- **What the exercise asks**:
Could you copy out the lines below, unchanged, from the line containing "321, 651, 330]" up to and including the line containing "slider-tick bbox=[238, 95, 239, 99]", and no others?

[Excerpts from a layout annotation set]
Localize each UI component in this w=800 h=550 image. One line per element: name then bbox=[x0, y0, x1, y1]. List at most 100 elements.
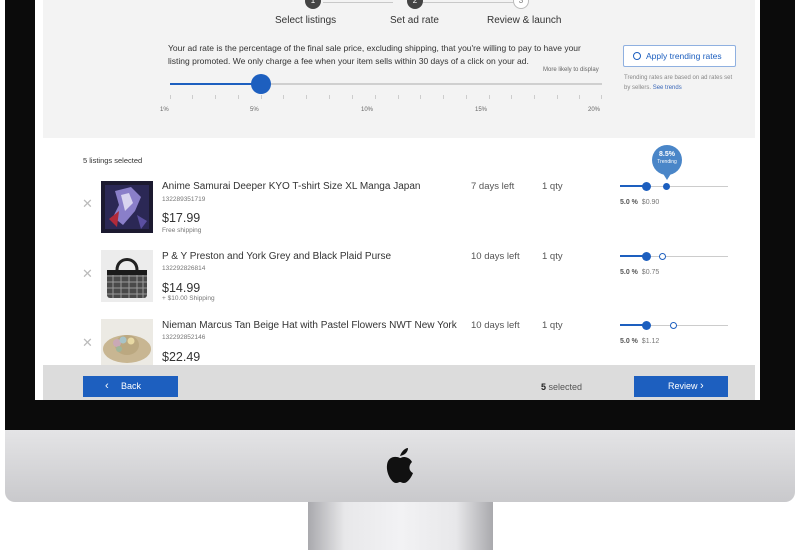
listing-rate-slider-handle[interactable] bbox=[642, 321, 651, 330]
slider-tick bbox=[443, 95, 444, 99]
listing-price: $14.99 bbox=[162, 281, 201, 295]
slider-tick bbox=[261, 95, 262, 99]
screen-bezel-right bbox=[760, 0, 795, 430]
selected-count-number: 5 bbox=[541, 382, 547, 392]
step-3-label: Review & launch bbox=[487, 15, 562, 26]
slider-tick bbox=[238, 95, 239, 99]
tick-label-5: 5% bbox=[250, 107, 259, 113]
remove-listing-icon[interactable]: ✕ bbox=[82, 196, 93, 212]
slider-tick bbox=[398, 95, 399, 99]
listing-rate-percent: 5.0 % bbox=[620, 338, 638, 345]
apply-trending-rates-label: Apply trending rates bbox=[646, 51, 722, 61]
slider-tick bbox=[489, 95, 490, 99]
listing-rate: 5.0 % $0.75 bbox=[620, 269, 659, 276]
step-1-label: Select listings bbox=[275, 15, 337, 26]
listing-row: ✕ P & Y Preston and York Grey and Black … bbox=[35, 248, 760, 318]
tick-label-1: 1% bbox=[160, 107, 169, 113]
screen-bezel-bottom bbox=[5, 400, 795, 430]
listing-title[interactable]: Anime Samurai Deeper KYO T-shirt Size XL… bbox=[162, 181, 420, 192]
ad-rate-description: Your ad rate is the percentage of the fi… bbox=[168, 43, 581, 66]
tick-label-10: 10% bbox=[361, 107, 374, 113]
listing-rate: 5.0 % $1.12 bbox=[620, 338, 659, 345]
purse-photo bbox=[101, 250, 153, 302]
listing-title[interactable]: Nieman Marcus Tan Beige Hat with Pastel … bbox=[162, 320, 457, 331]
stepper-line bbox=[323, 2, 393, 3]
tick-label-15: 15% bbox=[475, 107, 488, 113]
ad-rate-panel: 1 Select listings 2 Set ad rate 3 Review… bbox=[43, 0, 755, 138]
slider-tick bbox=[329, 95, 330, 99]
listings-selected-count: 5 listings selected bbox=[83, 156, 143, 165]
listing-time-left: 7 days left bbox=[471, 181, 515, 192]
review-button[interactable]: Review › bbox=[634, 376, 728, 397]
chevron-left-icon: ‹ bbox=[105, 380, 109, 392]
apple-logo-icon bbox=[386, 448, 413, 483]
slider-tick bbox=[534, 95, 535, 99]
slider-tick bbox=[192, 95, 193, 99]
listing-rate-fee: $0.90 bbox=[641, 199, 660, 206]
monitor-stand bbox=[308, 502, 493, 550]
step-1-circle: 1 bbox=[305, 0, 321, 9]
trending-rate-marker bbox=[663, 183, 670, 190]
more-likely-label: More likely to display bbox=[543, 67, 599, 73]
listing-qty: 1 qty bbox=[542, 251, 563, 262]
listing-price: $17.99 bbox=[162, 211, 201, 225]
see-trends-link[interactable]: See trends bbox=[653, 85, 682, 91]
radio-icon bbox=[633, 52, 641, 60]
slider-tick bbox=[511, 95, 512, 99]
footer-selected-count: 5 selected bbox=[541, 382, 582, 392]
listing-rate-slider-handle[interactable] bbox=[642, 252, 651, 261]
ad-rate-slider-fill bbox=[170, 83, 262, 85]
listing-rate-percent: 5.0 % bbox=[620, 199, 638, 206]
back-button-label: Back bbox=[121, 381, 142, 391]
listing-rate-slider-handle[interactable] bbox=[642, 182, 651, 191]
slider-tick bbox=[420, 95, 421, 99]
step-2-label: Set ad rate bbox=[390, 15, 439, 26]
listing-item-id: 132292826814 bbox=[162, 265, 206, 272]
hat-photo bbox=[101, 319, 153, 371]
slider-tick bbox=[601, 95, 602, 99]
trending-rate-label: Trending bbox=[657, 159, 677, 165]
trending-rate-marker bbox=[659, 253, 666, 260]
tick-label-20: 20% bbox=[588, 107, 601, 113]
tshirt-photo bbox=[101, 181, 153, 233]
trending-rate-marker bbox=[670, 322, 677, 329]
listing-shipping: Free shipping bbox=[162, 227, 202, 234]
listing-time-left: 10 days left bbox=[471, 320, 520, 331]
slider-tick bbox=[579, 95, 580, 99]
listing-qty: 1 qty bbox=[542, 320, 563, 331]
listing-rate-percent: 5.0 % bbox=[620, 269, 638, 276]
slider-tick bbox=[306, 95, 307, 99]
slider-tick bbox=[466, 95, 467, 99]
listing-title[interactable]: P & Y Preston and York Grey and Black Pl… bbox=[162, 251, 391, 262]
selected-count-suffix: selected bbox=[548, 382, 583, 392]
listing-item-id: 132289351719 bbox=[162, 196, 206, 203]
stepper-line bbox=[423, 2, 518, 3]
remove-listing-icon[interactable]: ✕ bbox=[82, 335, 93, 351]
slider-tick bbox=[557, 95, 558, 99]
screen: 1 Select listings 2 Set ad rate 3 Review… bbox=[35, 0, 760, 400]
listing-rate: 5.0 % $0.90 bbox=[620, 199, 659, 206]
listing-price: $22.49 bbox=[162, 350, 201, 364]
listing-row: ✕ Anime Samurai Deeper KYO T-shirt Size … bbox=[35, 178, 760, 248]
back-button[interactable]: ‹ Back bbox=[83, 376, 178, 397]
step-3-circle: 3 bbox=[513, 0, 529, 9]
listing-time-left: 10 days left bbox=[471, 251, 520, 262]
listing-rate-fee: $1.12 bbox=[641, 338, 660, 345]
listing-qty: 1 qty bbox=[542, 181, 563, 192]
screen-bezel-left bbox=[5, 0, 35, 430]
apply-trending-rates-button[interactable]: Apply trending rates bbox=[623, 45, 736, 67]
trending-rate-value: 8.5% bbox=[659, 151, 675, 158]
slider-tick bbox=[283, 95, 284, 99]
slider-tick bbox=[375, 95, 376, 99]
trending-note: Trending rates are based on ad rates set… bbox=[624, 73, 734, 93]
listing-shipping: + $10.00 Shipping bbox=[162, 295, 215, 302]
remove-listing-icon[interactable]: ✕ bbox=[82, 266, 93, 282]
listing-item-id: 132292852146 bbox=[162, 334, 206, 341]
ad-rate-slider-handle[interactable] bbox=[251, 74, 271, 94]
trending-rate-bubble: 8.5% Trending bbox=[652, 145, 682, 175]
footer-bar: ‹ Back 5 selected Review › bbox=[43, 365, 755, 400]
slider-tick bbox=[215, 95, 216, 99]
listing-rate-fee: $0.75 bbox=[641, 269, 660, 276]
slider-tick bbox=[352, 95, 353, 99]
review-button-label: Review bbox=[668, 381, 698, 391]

...

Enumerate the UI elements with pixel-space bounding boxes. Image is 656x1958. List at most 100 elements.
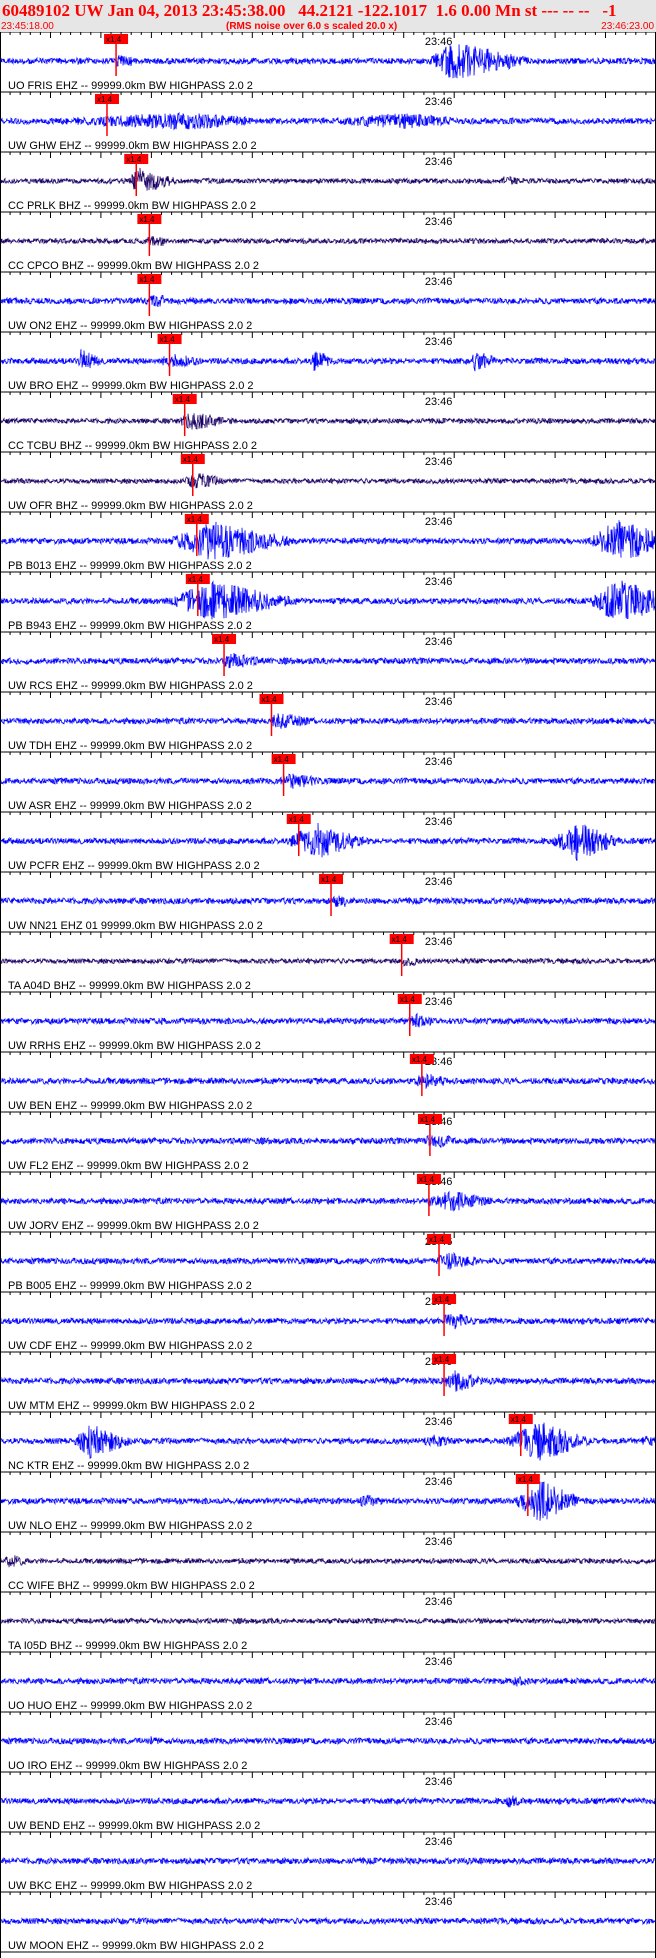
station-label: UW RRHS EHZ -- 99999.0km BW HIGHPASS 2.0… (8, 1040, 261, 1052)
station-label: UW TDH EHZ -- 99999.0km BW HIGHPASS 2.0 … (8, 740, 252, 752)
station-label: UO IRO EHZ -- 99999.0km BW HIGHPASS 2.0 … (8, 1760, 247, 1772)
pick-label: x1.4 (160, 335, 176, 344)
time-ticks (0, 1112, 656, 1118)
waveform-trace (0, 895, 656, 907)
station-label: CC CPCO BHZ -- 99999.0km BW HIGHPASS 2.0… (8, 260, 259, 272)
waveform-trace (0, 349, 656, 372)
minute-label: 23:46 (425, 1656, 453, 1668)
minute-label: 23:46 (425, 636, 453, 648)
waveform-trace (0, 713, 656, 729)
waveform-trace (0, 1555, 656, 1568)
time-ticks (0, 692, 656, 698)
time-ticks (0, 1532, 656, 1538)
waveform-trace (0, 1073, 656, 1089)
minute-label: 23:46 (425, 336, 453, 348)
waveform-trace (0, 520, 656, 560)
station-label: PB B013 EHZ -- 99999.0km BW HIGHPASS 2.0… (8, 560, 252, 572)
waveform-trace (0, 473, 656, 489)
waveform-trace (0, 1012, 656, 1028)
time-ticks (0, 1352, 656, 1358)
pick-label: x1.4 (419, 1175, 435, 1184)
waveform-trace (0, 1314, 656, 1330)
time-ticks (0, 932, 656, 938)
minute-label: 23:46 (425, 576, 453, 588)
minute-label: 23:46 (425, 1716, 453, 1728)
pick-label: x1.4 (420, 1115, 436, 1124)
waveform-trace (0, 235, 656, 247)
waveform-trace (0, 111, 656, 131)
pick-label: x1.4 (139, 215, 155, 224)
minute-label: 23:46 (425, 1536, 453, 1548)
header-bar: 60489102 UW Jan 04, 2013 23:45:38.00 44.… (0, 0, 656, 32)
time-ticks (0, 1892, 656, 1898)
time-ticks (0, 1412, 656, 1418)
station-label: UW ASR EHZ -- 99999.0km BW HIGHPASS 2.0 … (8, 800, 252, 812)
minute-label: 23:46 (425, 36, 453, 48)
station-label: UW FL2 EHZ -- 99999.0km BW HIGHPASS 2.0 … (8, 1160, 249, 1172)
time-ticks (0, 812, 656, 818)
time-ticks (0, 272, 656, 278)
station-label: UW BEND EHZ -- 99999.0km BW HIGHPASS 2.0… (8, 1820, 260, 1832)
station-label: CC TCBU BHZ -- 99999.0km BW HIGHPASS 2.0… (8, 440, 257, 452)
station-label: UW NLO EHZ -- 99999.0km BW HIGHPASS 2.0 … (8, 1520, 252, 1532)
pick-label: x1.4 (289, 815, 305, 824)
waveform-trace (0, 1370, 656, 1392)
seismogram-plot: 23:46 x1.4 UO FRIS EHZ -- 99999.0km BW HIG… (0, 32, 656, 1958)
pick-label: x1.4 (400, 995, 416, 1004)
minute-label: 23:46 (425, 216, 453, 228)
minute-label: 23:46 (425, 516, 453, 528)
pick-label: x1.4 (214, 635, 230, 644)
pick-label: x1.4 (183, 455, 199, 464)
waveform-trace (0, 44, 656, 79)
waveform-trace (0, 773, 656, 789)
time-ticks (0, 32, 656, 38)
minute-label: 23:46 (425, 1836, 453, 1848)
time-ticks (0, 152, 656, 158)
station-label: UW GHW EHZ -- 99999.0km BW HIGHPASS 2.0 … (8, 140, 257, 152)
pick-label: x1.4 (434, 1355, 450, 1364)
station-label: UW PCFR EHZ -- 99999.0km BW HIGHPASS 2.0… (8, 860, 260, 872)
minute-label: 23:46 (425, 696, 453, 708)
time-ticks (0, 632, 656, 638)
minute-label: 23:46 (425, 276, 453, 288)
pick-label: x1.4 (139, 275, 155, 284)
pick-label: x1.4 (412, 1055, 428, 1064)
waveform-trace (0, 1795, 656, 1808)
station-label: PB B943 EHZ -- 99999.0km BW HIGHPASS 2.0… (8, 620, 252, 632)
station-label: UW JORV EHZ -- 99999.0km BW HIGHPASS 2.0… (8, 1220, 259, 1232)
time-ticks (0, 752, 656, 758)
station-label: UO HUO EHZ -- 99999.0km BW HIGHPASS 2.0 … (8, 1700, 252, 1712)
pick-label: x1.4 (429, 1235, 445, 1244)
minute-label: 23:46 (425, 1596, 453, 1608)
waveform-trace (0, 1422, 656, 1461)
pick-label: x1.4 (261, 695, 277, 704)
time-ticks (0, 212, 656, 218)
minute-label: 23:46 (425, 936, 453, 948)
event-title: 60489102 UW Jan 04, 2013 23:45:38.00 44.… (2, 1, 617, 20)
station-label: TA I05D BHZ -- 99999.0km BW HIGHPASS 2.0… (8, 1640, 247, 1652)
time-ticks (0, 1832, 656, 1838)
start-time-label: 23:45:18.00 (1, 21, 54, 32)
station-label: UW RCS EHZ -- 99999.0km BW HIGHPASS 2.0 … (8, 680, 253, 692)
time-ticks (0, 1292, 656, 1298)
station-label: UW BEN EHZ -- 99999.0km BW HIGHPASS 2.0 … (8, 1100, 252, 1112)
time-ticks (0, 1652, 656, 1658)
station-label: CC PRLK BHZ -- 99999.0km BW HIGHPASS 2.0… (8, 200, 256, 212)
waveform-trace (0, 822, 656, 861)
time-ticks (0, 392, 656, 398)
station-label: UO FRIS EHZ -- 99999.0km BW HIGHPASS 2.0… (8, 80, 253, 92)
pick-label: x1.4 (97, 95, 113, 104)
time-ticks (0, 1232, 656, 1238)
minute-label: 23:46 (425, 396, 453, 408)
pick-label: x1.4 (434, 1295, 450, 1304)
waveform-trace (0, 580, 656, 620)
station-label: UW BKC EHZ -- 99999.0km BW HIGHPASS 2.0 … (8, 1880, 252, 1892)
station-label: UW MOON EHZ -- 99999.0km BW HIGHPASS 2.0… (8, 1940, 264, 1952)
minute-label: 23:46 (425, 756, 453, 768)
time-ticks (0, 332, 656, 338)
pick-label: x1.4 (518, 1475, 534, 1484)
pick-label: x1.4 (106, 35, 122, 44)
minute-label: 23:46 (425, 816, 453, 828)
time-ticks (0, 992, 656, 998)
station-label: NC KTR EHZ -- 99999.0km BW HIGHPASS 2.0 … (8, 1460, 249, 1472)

- **Task output**:
listing-rate-slider-handle[interactable] bbox=[642, 321, 651, 330]
slider-tick bbox=[443, 95, 444, 99]
listing-price: $14.99 bbox=[162, 281, 201, 295]
slider-tick bbox=[261, 95, 262, 99]
screen-bezel-right bbox=[760, 0, 795, 430]
selected-count-number: 5 bbox=[541, 382, 547, 392]
step-3-label: Review & launch bbox=[487, 15, 562, 26]
slider-tick bbox=[238, 95, 239, 99]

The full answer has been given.